*Provided records:*
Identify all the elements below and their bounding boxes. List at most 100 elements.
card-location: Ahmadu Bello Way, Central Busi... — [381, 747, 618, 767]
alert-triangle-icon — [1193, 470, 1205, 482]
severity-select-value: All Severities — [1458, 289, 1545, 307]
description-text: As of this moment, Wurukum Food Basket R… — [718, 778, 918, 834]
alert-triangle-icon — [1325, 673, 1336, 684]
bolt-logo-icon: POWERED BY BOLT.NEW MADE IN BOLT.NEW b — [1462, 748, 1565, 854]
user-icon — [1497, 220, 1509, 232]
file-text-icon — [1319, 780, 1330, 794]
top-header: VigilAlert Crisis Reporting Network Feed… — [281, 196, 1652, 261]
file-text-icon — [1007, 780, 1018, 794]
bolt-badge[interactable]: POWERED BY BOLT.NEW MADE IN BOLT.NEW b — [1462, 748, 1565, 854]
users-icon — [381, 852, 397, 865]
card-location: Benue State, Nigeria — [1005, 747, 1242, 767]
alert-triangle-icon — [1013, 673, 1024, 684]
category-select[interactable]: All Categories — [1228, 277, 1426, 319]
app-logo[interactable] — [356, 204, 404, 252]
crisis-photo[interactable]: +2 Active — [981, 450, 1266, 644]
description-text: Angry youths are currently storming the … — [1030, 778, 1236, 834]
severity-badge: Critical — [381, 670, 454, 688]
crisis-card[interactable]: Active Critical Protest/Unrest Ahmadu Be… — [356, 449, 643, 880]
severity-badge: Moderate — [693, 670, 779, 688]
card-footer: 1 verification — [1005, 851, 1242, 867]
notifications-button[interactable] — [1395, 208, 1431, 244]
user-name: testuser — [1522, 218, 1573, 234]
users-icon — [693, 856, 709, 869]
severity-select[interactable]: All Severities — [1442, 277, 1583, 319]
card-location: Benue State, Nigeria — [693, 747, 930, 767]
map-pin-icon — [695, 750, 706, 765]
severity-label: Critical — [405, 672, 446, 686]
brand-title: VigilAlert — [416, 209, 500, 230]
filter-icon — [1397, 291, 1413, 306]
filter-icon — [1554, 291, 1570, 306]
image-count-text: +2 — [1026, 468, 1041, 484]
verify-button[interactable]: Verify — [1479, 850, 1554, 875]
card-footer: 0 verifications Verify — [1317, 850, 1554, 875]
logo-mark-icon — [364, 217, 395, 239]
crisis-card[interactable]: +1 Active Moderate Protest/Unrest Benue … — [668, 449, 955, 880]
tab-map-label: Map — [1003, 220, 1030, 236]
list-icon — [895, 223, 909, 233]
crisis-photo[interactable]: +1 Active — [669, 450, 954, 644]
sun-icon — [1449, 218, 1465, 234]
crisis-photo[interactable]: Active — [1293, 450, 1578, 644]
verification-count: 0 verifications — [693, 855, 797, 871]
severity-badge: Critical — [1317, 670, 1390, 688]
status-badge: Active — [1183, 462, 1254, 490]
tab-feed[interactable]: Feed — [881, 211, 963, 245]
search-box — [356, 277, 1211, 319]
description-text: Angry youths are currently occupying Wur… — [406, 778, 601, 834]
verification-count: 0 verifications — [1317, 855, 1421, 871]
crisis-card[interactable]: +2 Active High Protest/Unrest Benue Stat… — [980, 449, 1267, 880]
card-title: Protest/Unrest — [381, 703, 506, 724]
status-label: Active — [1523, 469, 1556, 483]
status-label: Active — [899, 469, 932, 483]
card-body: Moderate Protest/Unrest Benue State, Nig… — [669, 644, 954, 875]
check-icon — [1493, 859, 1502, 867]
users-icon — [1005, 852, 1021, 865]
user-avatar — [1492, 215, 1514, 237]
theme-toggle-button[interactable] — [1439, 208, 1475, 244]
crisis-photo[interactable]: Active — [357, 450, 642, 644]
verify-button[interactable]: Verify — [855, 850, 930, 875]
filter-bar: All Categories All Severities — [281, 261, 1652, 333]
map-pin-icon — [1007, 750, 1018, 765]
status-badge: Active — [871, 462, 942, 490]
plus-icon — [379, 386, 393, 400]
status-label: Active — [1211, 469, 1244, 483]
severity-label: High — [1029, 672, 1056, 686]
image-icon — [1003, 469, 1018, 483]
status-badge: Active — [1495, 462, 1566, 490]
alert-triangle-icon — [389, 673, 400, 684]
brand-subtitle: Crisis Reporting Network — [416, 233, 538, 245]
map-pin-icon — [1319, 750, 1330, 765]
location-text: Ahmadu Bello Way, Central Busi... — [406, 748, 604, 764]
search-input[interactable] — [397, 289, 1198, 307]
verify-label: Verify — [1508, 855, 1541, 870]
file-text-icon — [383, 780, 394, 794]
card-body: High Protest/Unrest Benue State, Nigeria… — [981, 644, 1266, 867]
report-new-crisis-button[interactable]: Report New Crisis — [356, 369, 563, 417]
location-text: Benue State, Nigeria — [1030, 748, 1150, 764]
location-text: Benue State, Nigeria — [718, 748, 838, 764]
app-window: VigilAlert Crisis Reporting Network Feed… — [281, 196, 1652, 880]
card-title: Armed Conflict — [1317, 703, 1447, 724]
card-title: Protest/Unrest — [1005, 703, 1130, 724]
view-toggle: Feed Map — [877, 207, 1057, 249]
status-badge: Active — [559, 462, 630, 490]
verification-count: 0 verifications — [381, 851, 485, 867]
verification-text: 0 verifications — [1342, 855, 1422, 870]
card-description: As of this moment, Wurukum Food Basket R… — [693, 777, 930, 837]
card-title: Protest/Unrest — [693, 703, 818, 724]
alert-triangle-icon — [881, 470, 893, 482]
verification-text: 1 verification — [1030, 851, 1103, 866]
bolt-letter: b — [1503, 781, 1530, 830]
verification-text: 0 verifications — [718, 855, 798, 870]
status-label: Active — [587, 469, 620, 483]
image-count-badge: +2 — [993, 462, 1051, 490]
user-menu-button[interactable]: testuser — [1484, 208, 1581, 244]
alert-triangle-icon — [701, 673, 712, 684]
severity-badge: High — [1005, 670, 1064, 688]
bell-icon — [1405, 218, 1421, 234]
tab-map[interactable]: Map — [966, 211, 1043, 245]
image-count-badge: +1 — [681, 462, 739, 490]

*Required work:*
Please copy the material word for word, starting with its first line and ending with the line that contains "severity-label: Critical —", including both of those lines.

*Correct result:*
Identify all the elements below and their bounding boxes. List at most 100 elements.
card-location: Ahmadu Bello Way, Central Busi... — [381, 747, 618, 767]
alert-triangle-icon — [1193, 470, 1205, 482]
severity-select-value: All Severities — [1458, 289, 1545, 307]
description-text: As of this moment, Wurukum Food Basket R… — [718, 778, 918, 834]
alert-triangle-icon — [1325, 673, 1336, 684]
bolt-logo-icon: POWERED BY BOLT.NEW MADE IN BOLT.NEW b — [1462, 748, 1565, 854]
user-icon — [1497, 220, 1509, 232]
file-text-icon — [1319, 780, 1330, 794]
top-header: VigilAlert Crisis Reporting Network Feed… — [281, 196, 1652, 261]
file-text-icon — [1007, 780, 1018, 794]
bolt-badge[interactable]: POWERED BY BOLT.NEW MADE IN BOLT.NEW b — [1462, 748, 1565, 854]
users-icon — [381, 852, 397, 865]
card-location: Benue State, Nigeria — [1005, 747, 1242, 767]
alert-triangle-icon — [1013, 673, 1024, 684]
category-select[interactable]: All Categories — [1228, 277, 1426, 319]
app-logo[interactable] — [356, 204, 404, 252]
crisis-photo[interactable]: +2 Active — [981, 450, 1266, 644]
description-text: Angry youths are currently storming the … — [1030, 778, 1236, 834]
severity-badge: Critical — [381, 670, 454, 688]
crisis-card[interactable]: Active Critical Protest/Unrest Ahmadu Be… — [356, 449, 643, 880]
severity-badge: Moderate — [693, 670, 779, 688]
card-footer: 1 verification — [1005, 851, 1242, 867]
notifications-button[interactable] — [1395, 208, 1431, 244]
user-name: testuser — [1522, 218, 1573, 234]
users-icon — [693, 856, 709, 869]
severity-select[interactable]: All Severities — [1442, 277, 1583, 319]
card-location: Benue State, Nigeria — [693, 747, 930, 767]
map-pin-icon — [695, 750, 706, 765]
severity-label: Critical — [405, 672, 446, 686]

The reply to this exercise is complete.